→ PROBLEM TO SOLVE:
Where a line holds the word "card", copy that line.

→ SUPPLIED ENTRIES:
>> BEGIN
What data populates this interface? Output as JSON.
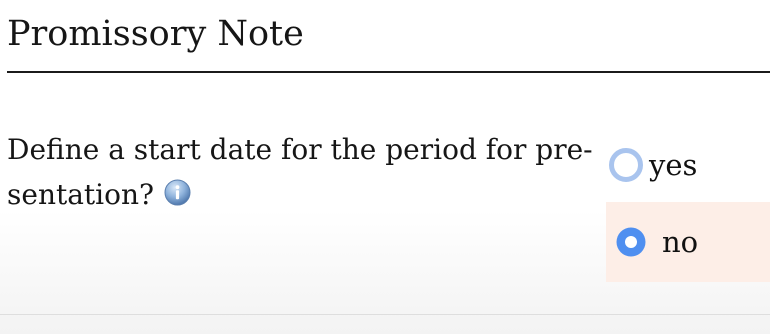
{
  "form": {
    "title": "Promissory Note",
    "question": {
      "text": "Define a start date for the period for pre-sentation?",
      "line1": "Define a start date for the period for pre-",
      "line2": "sentation?",
      "info_icon": "info-icon"
    },
    "options": [
      {
        "label": "yes",
        "selected": false
      },
      {
        "label": "no",
        "selected": true
      }
    ]
  },
  "colors": {
    "radio_accent": "#4f8ff0",
    "selected_background": "#fdeee7",
    "title_rule": "#1b1b1b"
  }
}
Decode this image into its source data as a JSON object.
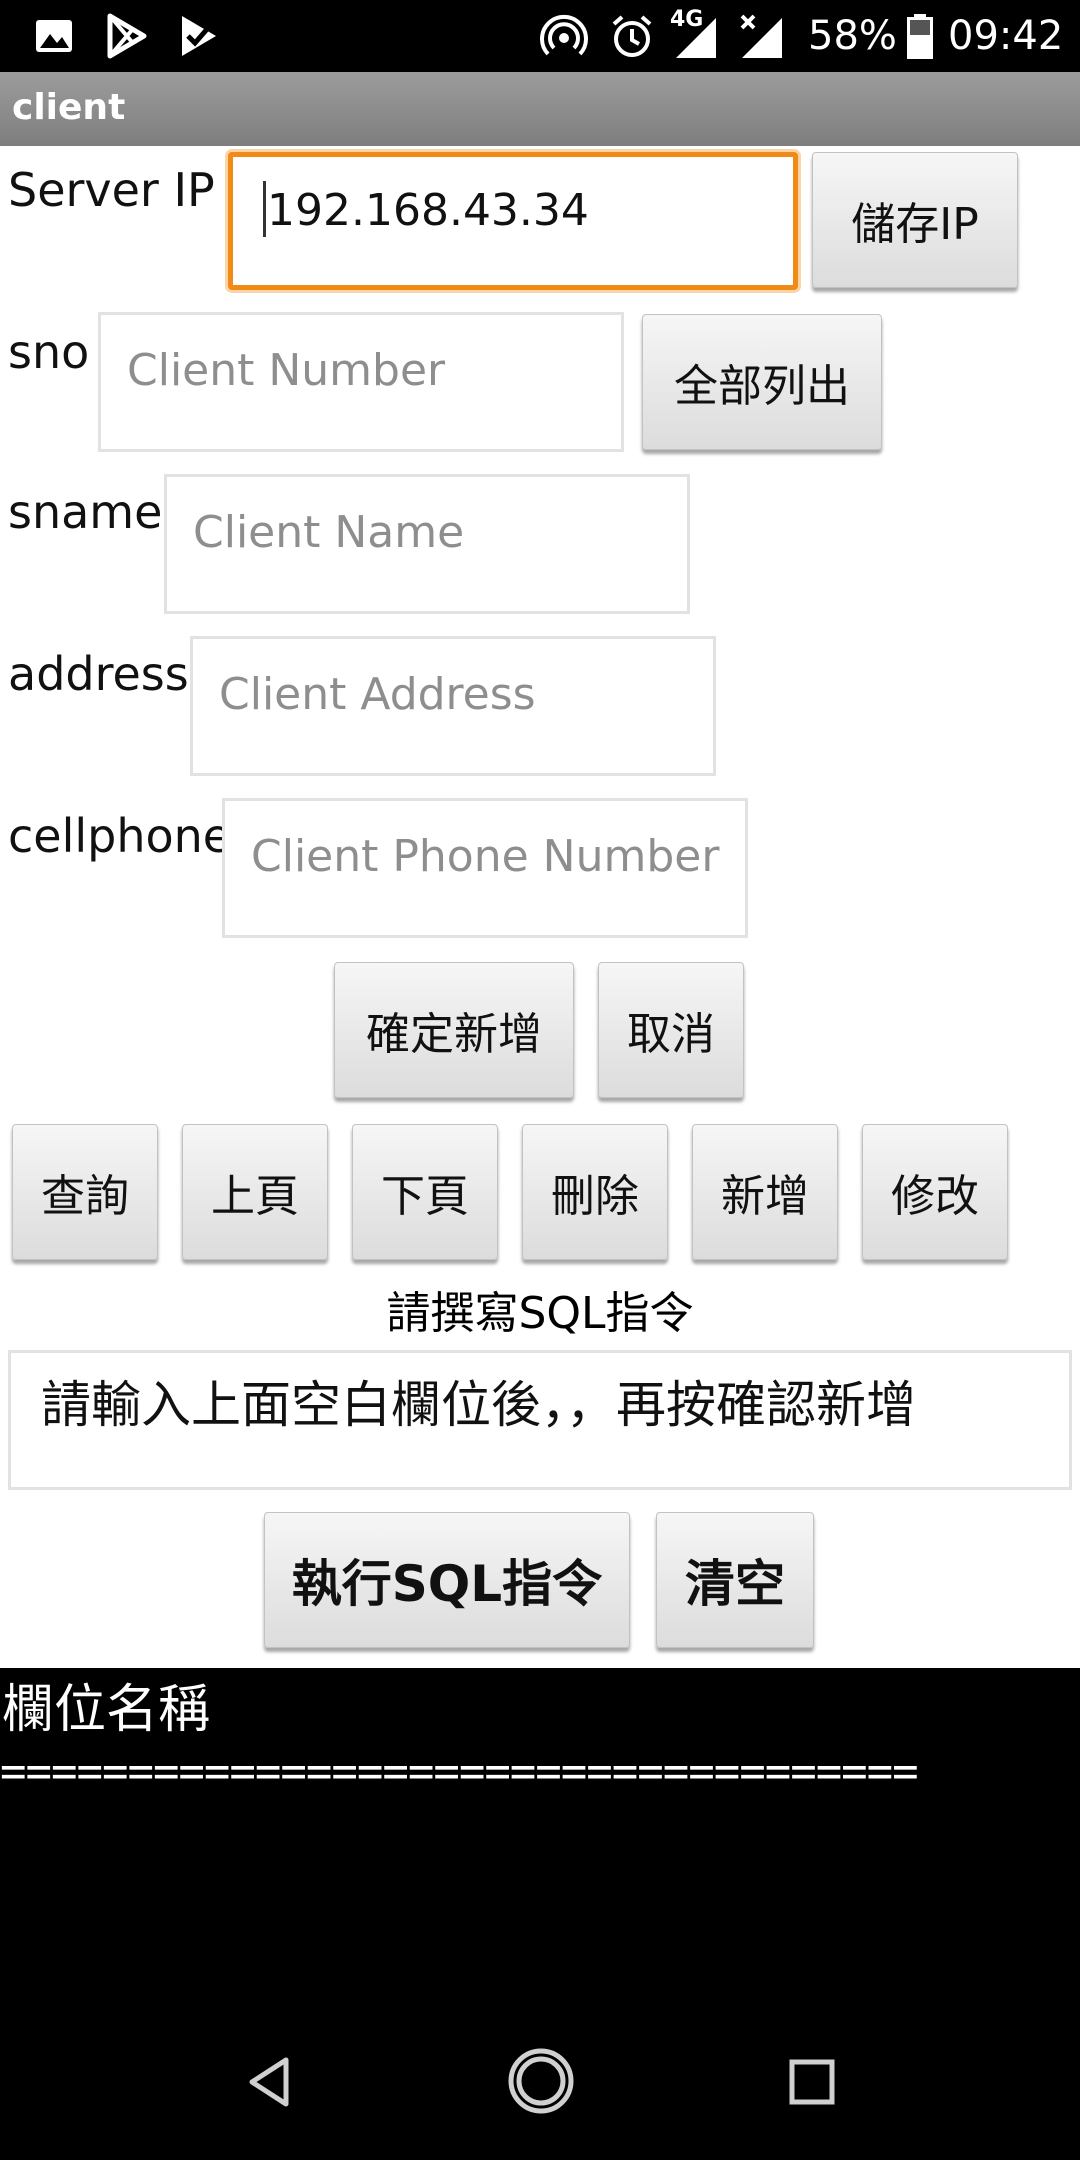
{
  "status_bar": {
    "icons": [
      "image-icon",
      "play-store-icon",
      "download-check-icon",
      "hotspot-icon",
      "alarm-icon",
      "signal-4g-icon",
      "signal-x-icon",
      "battery-icon"
    ],
    "network": "4G",
    "battery": "58%",
    "time": "09:42"
  },
  "app": {
    "title": "client"
  },
  "server": {
    "label": "Server IP",
    "value": "192.168.43.34",
    "save_button": "儲存IP"
  },
  "form": {
    "sno": {
      "label": "sno",
      "placeholder": "Client Number"
    },
    "list_all_button": "全部列出",
    "sname": {
      "label": "sname",
      "placeholder": "Client Name"
    },
    "address": {
      "label": "address",
      "placeholder": "Client Address"
    },
    "cellphone": {
      "label": "cellphone",
      "placeholder": "Client Phone Number"
    },
    "confirm_add_button": "確定新增",
    "cancel_button": "取消"
  },
  "toolbar": {
    "query": "查詢",
    "prev_page": "上頁",
    "next_page": "下頁",
    "delete": "刪除",
    "add": "新增",
    "modify": "修改"
  },
  "sql": {
    "caption": "請撰寫SQL指令",
    "input_value": "請輸入上面空白欄位後，，再按確認新增",
    "execute_button": "執行SQL指令",
    "clear_button": "清空"
  },
  "output": {
    "header": "欄位名稱",
    "separator": "===================================="
  },
  "nav": {
    "icons": [
      "back-icon",
      "home-icon",
      "recents-icon"
    ]
  },
  "colors": {
    "focus": "#f28a16",
    "title_bar": "#8a8a8a",
    "console_bg": "#000000"
  }
}
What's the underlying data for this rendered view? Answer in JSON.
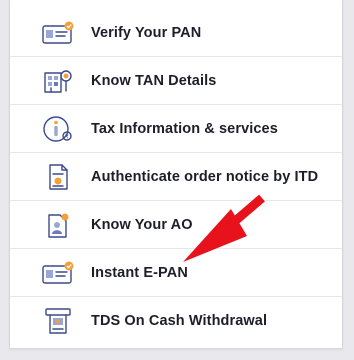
{
  "menu": {
    "items": [
      {
        "label": "Verify Your PAN",
        "icon": "pan-card-check-icon"
      },
      {
        "label": "Know TAN Details",
        "icon": "building-search-icon"
      },
      {
        "label": "Tax Information & services",
        "icon": "info-circle-icon"
      },
      {
        "label": "Authenticate order notice by ITD",
        "icon": "document-check-icon"
      },
      {
        "label": "Know Your AO",
        "icon": "id-badge-icon"
      },
      {
        "label": "Instant E-PAN",
        "icon": "e-pan-card-icon"
      },
      {
        "label": "TDS On Cash Withdrawal",
        "icon": "atm-cash-icon"
      }
    ]
  },
  "colors": {
    "arrow": "#e8121c",
    "icon_outline": "#3c4a8c",
    "icon_accent": "#f3a03a"
  }
}
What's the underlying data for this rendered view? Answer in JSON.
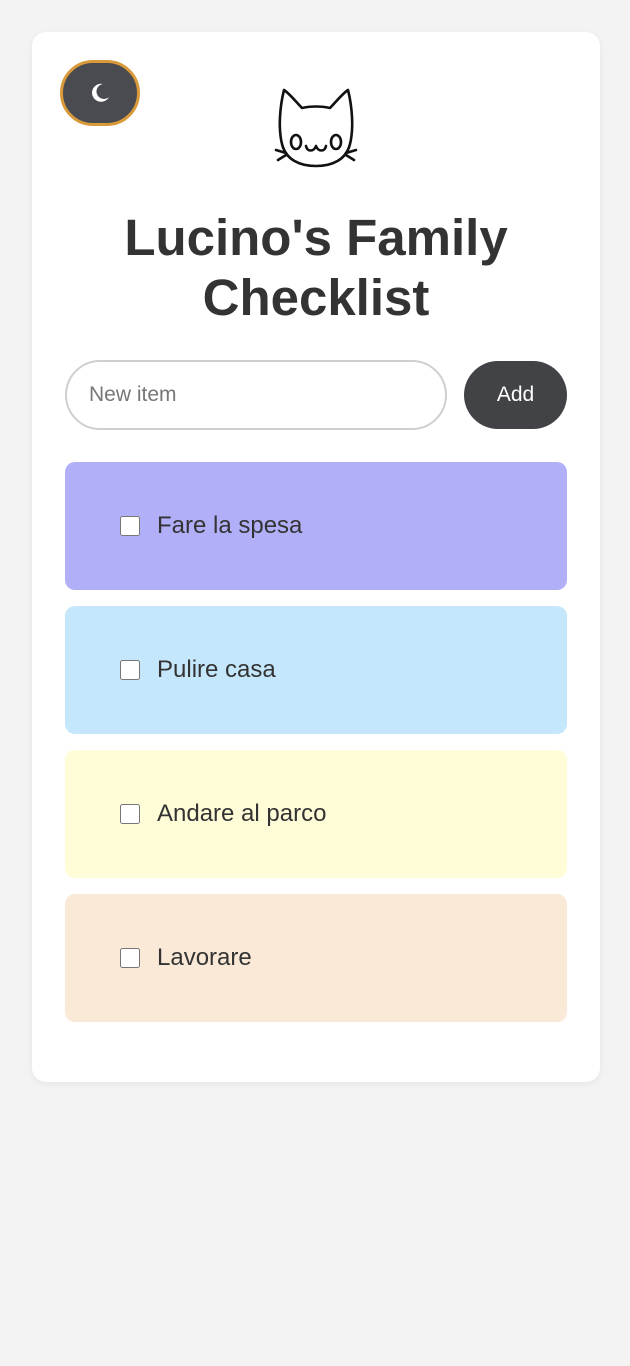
{
  "header": {
    "title": "Lucino's Family Checklist",
    "theme_toggle_icon": "moon-icon",
    "logo_icon": "cat-face-icon"
  },
  "form": {
    "input_placeholder": "New item",
    "input_value": "",
    "add_label": "Add"
  },
  "items": [
    {
      "label": "Fare la spesa",
      "checked": false,
      "color": "#b2aff9"
    },
    {
      "label": "Pulire casa",
      "checked": false,
      "color": "#c5e7fb"
    },
    {
      "label": "Andare al parco",
      "checked": false,
      "color": "#fffcd8"
    },
    {
      "label": "Lavorare",
      "checked": false,
      "color": "#fae9d6"
    }
  ],
  "colors": {
    "background": "#f3f3f3",
    "card": "#ffffff",
    "toggle_bg": "#4a4b50",
    "toggle_border": "#d99a3a",
    "button_bg": "#424347",
    "text": "#333333"
  }
}
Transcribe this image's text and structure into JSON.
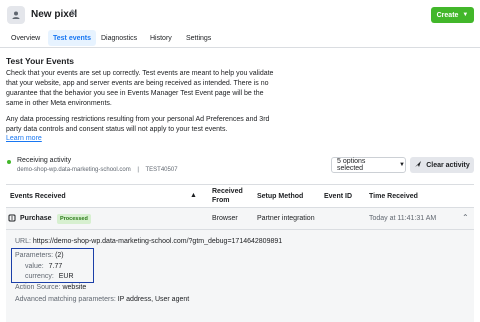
{
  "header": {
    "title": "New pixel",
    "create_label": "Create",
    "tabs": [
      {
        "label": "Overview",
        "active": false
      },
      {
        "label": "Test events",
        "active": true
      },
      {
        "label": "Diagnostics",
        "active": false
      },
      {
        "label": "History",
        "active": false
      },
      {
        "label": "Settings",
        "active": false
      }
    ]
  },
  "intro": {
    "title": "Test Your Events",
    "para1": "Check that your events are set up correctly. Test events are meant to help you validate that your website, app and server events are being received as intended. There is no guarantee that the behavior you see in Events Manager Test Event page will be the same in other Meta environments.",
    "para2": "Any data processing restrictions resulting from your personal Ad Preferences and 3rd party data controls and consent status will not apply to your test events.",
    "learn_more": "Learn more"
  },
  "activity": {
    "status": "Receiving activity",
    "site": "demo-shop-wp.data-marketing-school.com",
    "separator": "|",
    "test_code": "TEST40507",
    "options_label": "5 options selected",
    "clear_label": "Clear activity"
  },
  "table": {
    "headers": {
      "events": "Events Received",
      "received_from": "Received From",
      "setup": "Setup Method",
      "event_id": "Event ID",
      "time": "Time Received"
    },
    "row": {
      "event": "Purchase",
      "badge": "Processed",
      "received_from": "Browser",
      "setup": "Partner integration",
      "event_id": "",
      "time": "Today at 11:41:31 AM"
    }
  },
  "details": {
    "url_label": "URL:",
    "url_value": "https://demo-shop-wp.data-marketing-school.com/?gtm_debug=1714642809891",
    "params_label": "Parameters:",
    "params_count": "(2)",
    "value_label": "value:",
    "value_value": "7.77",
    "currency_label": "currency:",
    "currency_value": "EUR",
    "source_label": "Action Source:",
    "source_value": "website",
    "amp_label": "Advanced matching parameters:",
    "amp_value": "IP address, User agent"
  },
  "colors": {
    "accent": "#1877f2",
    "create_green": "#42b72a",
    "highlight_box": "#1b3fa8"
  }
}
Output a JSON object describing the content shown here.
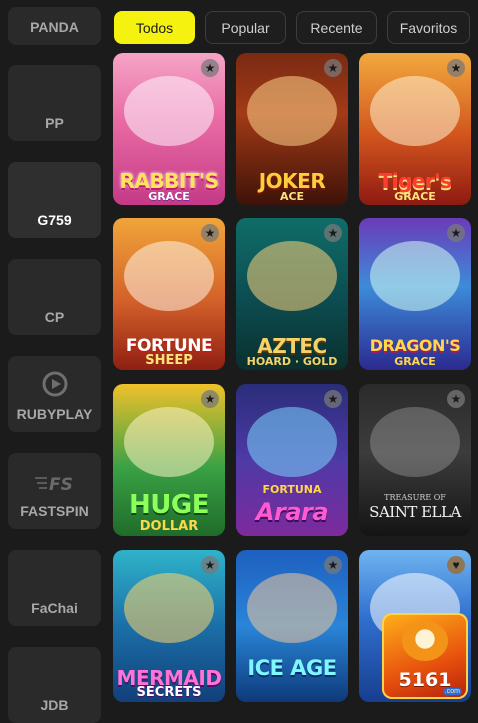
{
  "providers": [
    {
      "label": "PANDA",
      "icon": "none",
      "active": false
    },
    {
      "label": "PP",
      "icon": "none",
      "active": false
    },
    {
      "label": "G759",
      "icon": "none",
      "active": true
    },
    {
      "label": "CP",
      "icon": "none",
      "active": false
    },
    {
      "label": "RUBYPLAY",
      "icon": "play-icon",
      "active": false
    },
    {
      "label": "FASTSPIN",
      "icon": "fastspin-logo-icon",
      "active": false
    },
    {
      "label": "FaChai",
      "icon": "none",
      "active": false
    },
    {
      "label": "JDB",
      "icon": "none",
      "active": false
    }
  ],
  "tabs": [
    {
      "label": "Todos",
      "active": true
    },
    {
      "label": "Popular",
      "active": false
    },
    {
      "label": "Recente",
      "active": false
    },
    {
      "label": "Favoritos",
      "active": false
    }
  ],
  "games": [
    {
      "title": "RABBIT'S",
      "subtitle": "GRACE",
      "fav_icon": "star-icon"
    },
    {
      "title": "JOKER",
      "subtitle": "ACE",
      "fav_icon": "star-icon"
    },
    {
      "title": "Tiger's",
      "subtitle": "GRACE",
      "fav_icon": "star-icon"
    },
    {
      "title": "FORTUNE",
      "subtitle": "SHEEP",
      "fav_icon": "star-icon"
    },
    {
      "title": "AZTEC",
      "subtitle": "HOARD · GOLD",
      "fav_icon": "star-icon"
    },
    {
      "title": "DRAGON'S",
      "subtitle": "GRACE",
      "fav_icon": "star-icon"
    },
    {
      "title": "HUGE",
      "subtitle": "DOLLAR",
      "fav_icon": "star-icon"
    },
    {
      "title": "Arara",
      "subtitle": "FORTUNA",
      "fav_icon": "star-icon"
    },
    {
      "title": "SAINT ELLA",
      "subtitle": "TREASURE OF",
      "fav_icon": "star-icon"
    },
    {
      "title": "MERMAID",
      "subtitle": "SECRETS",
      "fav_icon": "star-icon"
    },
    {
      "title": "ICE AGE",
      "subtitle": "",
      "fav_icon": "star-icon"
    },
    {
      "title": "",
      "subtitle": "",
      "fav_icon": "heart-icon"
    }
  ],
  "overlay_logo": {
    "text": "5161",
    "suffix": ".com"
  }
}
>> END
→ SOLUTION:
        "icon": "pan-card-check-icon"
        "icon": "e-pan-card-icon"
    "card": "#ffffff",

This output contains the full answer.